Element placement data

· · ·

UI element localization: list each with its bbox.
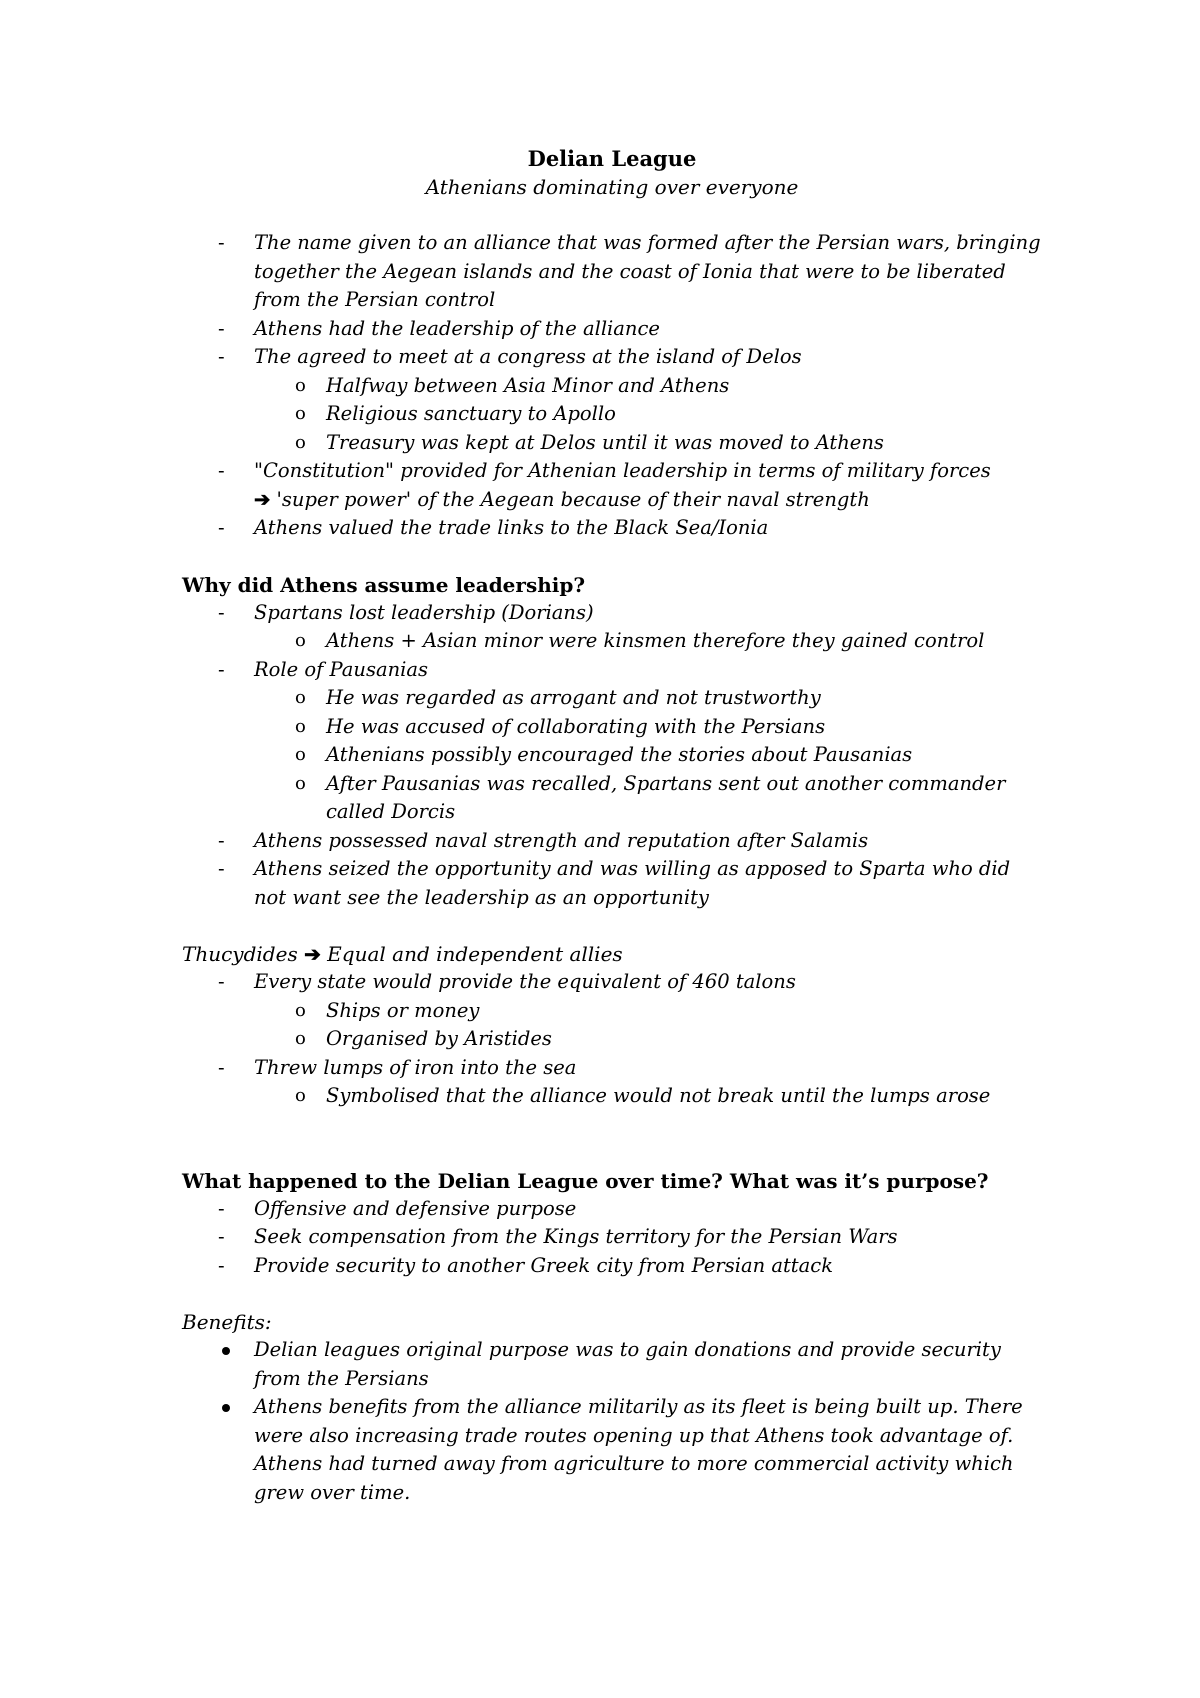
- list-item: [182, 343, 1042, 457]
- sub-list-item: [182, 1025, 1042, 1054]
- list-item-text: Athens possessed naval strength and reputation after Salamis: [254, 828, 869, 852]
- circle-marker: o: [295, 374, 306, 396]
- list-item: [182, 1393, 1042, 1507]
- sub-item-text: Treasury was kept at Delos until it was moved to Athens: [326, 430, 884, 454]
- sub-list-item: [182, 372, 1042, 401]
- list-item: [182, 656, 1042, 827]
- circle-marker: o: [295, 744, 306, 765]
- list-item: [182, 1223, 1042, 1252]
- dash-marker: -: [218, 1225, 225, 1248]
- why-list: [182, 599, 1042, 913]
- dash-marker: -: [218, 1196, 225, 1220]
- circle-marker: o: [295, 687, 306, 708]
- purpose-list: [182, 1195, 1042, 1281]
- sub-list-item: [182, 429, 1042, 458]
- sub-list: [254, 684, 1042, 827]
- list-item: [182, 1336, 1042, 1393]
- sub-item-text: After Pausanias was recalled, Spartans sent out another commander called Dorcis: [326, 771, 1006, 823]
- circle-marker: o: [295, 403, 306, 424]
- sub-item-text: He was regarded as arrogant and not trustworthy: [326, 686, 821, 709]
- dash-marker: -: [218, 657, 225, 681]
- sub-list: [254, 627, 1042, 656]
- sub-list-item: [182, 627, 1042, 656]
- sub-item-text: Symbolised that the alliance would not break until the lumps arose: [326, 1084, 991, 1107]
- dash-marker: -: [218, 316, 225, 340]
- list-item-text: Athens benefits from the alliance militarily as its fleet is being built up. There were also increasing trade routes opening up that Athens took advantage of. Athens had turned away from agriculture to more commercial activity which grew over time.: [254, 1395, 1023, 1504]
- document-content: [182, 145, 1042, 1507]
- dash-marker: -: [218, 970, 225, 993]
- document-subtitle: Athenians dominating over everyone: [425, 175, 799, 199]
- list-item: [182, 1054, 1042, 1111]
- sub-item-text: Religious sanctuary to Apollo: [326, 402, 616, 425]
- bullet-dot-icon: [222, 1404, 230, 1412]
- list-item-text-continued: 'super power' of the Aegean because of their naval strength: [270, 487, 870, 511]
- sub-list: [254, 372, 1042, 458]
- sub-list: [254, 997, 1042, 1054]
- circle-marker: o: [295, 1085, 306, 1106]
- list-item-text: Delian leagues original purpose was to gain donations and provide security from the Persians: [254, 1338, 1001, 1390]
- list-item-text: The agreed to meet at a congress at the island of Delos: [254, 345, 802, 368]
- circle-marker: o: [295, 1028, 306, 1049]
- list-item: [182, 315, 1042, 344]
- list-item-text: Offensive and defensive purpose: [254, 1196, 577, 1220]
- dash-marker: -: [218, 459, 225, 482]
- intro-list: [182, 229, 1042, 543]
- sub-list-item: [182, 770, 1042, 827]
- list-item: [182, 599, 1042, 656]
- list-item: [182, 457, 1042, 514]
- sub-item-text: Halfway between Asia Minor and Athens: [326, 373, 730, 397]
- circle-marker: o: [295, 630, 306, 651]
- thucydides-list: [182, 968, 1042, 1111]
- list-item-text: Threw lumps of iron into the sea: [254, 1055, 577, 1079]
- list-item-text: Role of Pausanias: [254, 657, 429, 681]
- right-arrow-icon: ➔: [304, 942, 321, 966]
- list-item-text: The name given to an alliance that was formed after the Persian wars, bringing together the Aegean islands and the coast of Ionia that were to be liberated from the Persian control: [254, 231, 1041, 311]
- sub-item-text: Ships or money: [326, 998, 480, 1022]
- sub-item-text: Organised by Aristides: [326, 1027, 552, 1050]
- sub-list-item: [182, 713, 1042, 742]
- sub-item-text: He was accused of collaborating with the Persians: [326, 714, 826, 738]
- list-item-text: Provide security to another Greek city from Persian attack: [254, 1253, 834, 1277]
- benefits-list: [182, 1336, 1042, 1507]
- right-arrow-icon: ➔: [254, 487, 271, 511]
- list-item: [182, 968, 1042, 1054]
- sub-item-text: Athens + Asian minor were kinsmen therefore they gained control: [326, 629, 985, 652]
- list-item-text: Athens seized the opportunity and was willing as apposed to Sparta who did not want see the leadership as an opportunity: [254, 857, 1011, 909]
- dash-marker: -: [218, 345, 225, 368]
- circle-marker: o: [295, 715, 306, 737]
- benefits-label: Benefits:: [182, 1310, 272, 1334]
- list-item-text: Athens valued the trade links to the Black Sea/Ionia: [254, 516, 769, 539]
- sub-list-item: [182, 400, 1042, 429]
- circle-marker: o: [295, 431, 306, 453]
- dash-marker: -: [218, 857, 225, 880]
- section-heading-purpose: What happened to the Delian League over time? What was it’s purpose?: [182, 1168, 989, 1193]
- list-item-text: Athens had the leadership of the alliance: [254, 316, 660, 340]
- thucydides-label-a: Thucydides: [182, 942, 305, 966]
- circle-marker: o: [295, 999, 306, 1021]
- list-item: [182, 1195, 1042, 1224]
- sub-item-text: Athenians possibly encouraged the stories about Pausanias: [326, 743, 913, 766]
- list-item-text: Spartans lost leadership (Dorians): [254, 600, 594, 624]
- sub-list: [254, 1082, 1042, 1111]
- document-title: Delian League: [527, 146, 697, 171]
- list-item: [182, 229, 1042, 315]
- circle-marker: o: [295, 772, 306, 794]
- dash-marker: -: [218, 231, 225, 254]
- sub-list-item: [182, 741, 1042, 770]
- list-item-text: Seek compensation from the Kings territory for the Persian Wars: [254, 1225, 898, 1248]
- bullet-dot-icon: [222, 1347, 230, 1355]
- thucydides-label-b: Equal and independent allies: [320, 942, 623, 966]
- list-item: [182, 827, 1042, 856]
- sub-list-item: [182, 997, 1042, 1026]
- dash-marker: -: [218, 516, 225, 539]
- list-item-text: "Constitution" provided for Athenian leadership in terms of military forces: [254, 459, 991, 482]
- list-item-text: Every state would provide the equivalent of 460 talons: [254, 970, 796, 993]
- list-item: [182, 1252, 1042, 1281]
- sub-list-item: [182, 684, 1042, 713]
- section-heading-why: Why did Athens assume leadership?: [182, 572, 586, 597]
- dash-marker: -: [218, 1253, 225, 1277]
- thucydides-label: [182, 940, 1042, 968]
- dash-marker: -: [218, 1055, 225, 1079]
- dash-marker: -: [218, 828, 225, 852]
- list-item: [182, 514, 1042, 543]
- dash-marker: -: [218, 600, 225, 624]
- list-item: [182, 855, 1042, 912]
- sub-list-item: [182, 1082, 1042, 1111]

· · ·

Task instructions. Transcribe every line of the material above word for word, omitting the picture.

Answer to this exercise.
UI element localization: list each with its bbox.
- list-item: [182, 343, 1042, 457]
- sub-list-item: [182, 1025, 1042, 1054]
- list-item-text: Athens possessed naval strength and reputation after Salamis: [254, 828, 869, 852]
- circle-marker: o: [295, 374, 306, 396]
- list-item: [182, 1393, 1042, 1507]
- sub-item-text: Treasury was kept at Delos until it was moved to Athens: [326, 430, 884, 454]
- sub-list-item: [182, 372, 1042, 401]
- list-item: [182, 656, 1042, 827]
- circle-marker: o: [295, 744, 306, 765]
- list-item: [182, 1223, 1042, 1252]
- dash-marker: -: [218, 1225, 225, 1248]
- why-list: [182, 599, 1042, 913]
- dash-marker: -: [218, 1196, 225, 1220]
- circle-marker: o: [295, 687, 306, 708]
- purpose-list: [182, 1195, 1042, 1281]
- sub-list-item: [182, 429, 1042, 458]
- sub-list: [254, 684, 1042, 827]
- list-item: [182, 1336, 1042, 1393]
- sub-item-text: After Pausanias was recalled, Spartans sent out another commander called Dorcis: [326, 771, 1006, 823]
- circle-marker: o: [295, 403, 306, 424]
- sub-item-text: He was regarded as arrogant and not trustworthy: [326, 686, 821, 709]
- dash-marker: -: [218, 657, 225, 681]
- sub-list: [254, 627, 1042, 656]
- sub-list-item: [182, 627, 1042, 656]
- sub-item-text: Symbolised that the alliance would not break until the lumps arose: [326, 1084, 991, 1107]
- dash-marker: -: [218, 316, 225, 340]
- list-item-text: Athens benefits from the alliance militarily as its fleet is being built up. There were also increasing trade routes opening up that Athens took advantage of. Athens had turned away from agriculture to more commercial activity which grew over time.: [254, 1395, 1023, 1504]
- document-content: [182, 145, 1042, 1507]
- dash-marker: -: [218, 970, 225, 993]
- document-subtitle: Athenians dominating over everyone: [425, 175, 799, 199]
- list-item: [182, 1054, 1042, 1111]
- sub-item-text: Religious sanctuary to Apollo: [326, 402, 616, 425]
- bullet-dot-icon: [222, 1404, 230, 1412]
- list-item-text-continued: 'super power' of the Aegean because of their naval strength: [270, 487, 870, 511]
- sub-list: [254, 372, 1042, 458]
- sub-list: [254, 997, 1042, 1054]
- circle-marker: o: [295, 1085, 306, 1106]
- list-item-text: Delian leagues original purpose was to gain donations and provide security from the Persians: [254, 1338, 1001, 1390]
- list-item-text: The agreed to meet at a congress at the island of Delos: [254, 345, 802, 368]
- circle-marker: o: [295, 1028, 306, 1049]
- list-item: [182, 315, 1042, 344]
- list-item-text: Offensive and defensive purpose: [254, 1196, 577, 1220]
- dash-marker: -: [218, 459, 225, 482]
- intro-list: [182, 229, 1042, 543]
- sub-list-item: [182, 770, 1042, 827]
- list-item: [182, 599, 1042, 656]
- list-item: [182, 457, 1042, 514]
- sub-item-text: Halfway between Asia Minor and Athens: [326, 373, 730, 397]
- circle-marker: o: [295, 630, 306, 651]
- thucydides-list: [182, 968, 1042, 1111]
- list-item-text: Threw lumps of iron into the sea: [254, 1055, 577, 1079]
- list-item-text: Role of Pausanias: [254, 657, 429, 681]
- right-arrow-icon: ➔: [304, 942, 321, 966]
- list-item-text: The name given to an alliance that was formed after the Persian wars, bringing together the Aegean islands and the coast of Ionia that were to be liberated from the Persian control: [254, 231, 1041, 311]
- sub-item-text: Ships or money: [326, 998, 480, 1022]
- sub-item-text: Organised by Aristides: [326, 1027, 552, 1050]
- sub-list-item: [182, 713, 1042, 742]
- sub-item-text: He was accused of collaborating with the Persians: [326, 714, 826, 738]
- list-item-text: Provide security to another Greek city from Persian attack: [254, 1253, 834, 1277]
- benefits-list: [182, 1336, 1042, 1507]
- right-arrow-icon: ➔: [254, 487, 271, 511]
- list-item: [182, 968, 1042, 1054]
- sub-item-text: Athens + Asian minor were kinsmen therefore they gained control: [326, 629, 985, 652]
- list-item-text: Athens seized the opportunity and was willing as apposed to Sparta who did not want see the leadership as an opportunity: [254, 857, 1011, 909]
- dash-marker: -: [218, 345, 225, 368]
- circle-marker: o: [295, 715, 306, 737]
- benefits-label: Benefits:: [182, 1310, 272, 1334]
- list-item-text: Athens valued the trade links to the Black Sea/Ionia: [254, 516, 769, 539]
- sub-list-item: [182, 400, 1042, 429]
- circle-marker: o: [295, 431, 306, 453]
- dash-marker: -: [218, 857, 225, 880]
- section-heading-purpose: What happened to the Delian League over time? What was it’s purpose?: [182, 1168, 989, 1193]
- list-item-text: Athens had the leadership of the alliance: [254, 316, 660, 340]
- thucydides-label-a: Thucydides: [182, 942, 305, 966]
- circle-marker: o: [295, 999, 306, 1021]
- list-item: [182, 1195, 1042, 1224]
- sub-item-text: Athenians possibly encouraged the stories about Pausanias: [326, 743, 913, 766]
- list-item-text: Spartans lost leadership (Dorians): [254, 600, 594, 624]
- sub-list: [254, 1082, 1042, 1111]
- document-title: Delian League: [527, 146, 697, 171]
- list-item: [182, 229, 1042, 315]
- circle-marker: o: [295, 772, 306, 794]
- dash-marker: -: [218, 231, 225, 254]
- sub-list-item: [182, 741, 1042, 770]
- list-item-text: Seek compensation from the Kings territory for the Persian Wars: [254, 1225, 898, 1248]
- bullet-dot-icon: [222, 1347, 230, 1355]
- thucydides-label-b: Equal and independent allies: [320, 942, 623, 966]
- list-item: [182, 827, 1042, 856]
- sub-list-item: [182, 997, 1042, 1026]
- dash-marker: -: [218, 516, 225, 539]
- list-item-text: "Constitution" provided for Athenian leadership in terms of military forces: [254, 459, 991, 482]
- list-item-text: Every state would provide the equivalent of 460 talons: [254, 970, 796, 993]
- list-item: [182, 1252, 1042, 1281]
- sub-list-item: [182, 684, 1042, 713]
- section-heading-why: Why did Athens assume leadership?: [182, 572, 586, 597]
- dash-marker: -: [218, 1253, 225, 1277]
- thucydides-label: [182, 940, 1042, 968]
- dash-marker: -: [218, 1055, 225, 1079]
- dash-marker: -: [218, 828, 225, 852]
- list-item: [182, 514, 1042, 543]
- dash-marker: -: [218, 600, 225, 624]
- list-item: [182, 855, 1042, 912]
- sub-list-item: [182, 1082, 1042, 1111]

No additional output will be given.